-------- Показанный текст --------
Острог, конечно, и у Яначека — мужской мир, но Чернякову, очевидно, важна здесь его монолитность, чтобы от женской половины человечества на сцене и духу не осталось, одни только фотографии. Партия молодого каторжника Алеи, которую может исполнять и тенор, и меццо-сопрано, разумеется, отдана мужскому голосу (Бехзод Давронов). Но и единственная женская партия, крохотная, на две строчки, превращена в мужскую, контратеноровую — и случайная бродяжка-проститутка становится в спектакле еще одним молодым каторжником (Владислав Шкарупило).
Мужчинам здесь принадлежит реальность. Женщины существуют в их фантазиях и воспоминаниях — как мечта, тоска и всегда как жертвы.
-------- Набор данных --------
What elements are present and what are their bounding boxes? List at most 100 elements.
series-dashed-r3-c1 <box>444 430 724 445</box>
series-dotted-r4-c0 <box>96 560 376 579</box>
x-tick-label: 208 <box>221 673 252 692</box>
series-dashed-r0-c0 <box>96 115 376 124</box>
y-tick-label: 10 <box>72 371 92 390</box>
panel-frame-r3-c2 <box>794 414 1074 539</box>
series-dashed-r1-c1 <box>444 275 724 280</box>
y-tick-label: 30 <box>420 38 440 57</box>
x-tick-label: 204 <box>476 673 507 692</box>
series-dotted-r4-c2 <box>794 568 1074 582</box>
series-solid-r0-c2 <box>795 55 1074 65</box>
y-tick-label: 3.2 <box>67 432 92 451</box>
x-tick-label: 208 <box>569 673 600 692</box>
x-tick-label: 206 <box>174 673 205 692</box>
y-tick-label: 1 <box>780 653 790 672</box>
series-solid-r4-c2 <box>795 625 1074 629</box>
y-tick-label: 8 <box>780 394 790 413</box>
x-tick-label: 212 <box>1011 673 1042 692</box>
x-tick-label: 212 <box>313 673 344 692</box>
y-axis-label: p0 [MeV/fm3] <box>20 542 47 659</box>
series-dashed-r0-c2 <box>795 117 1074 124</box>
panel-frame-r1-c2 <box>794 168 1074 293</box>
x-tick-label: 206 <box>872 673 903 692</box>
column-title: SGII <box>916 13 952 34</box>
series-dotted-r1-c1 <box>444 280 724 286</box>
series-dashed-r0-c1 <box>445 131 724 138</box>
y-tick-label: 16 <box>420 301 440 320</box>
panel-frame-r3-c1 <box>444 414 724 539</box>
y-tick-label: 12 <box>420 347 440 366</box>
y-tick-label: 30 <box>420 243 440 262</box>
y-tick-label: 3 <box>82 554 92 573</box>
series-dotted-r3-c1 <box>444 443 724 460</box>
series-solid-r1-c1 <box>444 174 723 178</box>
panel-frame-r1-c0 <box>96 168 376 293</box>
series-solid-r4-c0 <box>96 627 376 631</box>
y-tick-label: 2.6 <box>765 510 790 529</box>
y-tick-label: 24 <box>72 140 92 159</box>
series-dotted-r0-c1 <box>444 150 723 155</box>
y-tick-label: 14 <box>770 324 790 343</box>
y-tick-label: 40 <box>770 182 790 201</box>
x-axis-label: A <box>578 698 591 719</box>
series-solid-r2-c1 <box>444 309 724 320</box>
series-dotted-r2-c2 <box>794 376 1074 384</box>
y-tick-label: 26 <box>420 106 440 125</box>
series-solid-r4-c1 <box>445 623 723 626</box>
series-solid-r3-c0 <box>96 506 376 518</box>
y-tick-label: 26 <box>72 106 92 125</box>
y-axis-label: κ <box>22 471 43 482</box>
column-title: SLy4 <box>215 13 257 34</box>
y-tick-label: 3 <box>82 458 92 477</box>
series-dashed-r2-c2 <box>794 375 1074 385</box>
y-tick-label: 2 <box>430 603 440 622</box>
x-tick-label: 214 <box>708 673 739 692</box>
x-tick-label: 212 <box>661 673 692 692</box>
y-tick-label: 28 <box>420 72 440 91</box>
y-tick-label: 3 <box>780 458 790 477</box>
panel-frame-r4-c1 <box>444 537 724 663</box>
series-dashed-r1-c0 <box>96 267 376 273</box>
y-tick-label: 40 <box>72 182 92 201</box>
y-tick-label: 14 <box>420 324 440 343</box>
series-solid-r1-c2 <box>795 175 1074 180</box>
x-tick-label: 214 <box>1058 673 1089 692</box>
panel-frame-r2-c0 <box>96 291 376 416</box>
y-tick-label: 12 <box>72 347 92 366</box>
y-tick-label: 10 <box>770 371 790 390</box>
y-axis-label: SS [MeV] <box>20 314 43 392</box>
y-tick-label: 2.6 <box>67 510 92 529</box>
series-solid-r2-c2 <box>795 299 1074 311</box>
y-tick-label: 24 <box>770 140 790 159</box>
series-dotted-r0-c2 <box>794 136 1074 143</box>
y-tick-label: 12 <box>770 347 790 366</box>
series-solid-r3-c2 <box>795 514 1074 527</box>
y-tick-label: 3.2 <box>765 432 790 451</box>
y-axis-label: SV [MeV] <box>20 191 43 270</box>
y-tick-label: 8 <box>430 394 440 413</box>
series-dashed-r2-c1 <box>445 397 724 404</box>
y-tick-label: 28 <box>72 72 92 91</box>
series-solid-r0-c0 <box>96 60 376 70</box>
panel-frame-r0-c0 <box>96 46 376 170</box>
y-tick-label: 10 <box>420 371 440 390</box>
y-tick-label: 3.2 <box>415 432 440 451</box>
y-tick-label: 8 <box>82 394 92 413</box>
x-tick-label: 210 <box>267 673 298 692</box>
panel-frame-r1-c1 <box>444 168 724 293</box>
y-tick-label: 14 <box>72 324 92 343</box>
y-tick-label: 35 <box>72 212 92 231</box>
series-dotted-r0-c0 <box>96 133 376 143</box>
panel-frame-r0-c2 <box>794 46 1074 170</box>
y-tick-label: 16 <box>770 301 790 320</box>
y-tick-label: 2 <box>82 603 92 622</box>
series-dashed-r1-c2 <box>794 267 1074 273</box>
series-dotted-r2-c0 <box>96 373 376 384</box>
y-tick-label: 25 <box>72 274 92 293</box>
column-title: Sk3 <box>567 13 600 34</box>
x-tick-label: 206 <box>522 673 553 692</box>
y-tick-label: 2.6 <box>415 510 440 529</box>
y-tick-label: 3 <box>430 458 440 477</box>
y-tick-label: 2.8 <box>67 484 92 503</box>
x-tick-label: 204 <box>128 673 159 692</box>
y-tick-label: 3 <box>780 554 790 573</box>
--------
• Задания:
**1.** Ответьте по отрывку о постановке Чернякова:
(a) Какому голосу отдана партия молодого каторжника Алеи?
(b) Кем становится в спектакле случайная бродяжка-проститутка?
(c) Кому, согласно отрывку, здесь принадлежит реальность?
**2.** Изложите содержание отрывка о постановке Чернякова в двух предложениях.
**3.** Перечислите все роли, в которых, согласно отрывку о постановке Чернякова, женщины существуют в фантазиях и воспоминаниях мужчин.

• Ожидаемые ответы:
**1.**
(a) Мужскому голосу (Бехзод Давронов).
(b) Еще одним молодым каторжником (Владислав Шкарупило).
(c) Мужчинам.

**2.** В спектакле Чернякова острог показан как монолитный мужской мир: даже единственная крохотная женская партия превращена в мужскую, контратеноровую, а бродяжка-проститутка стала молодым каторжником. Реальность принадлежит мужчинам, а женщины существуют лишь в их фантазиях и воспоминаниях.

**3.** Мечта, тоска, жертвы.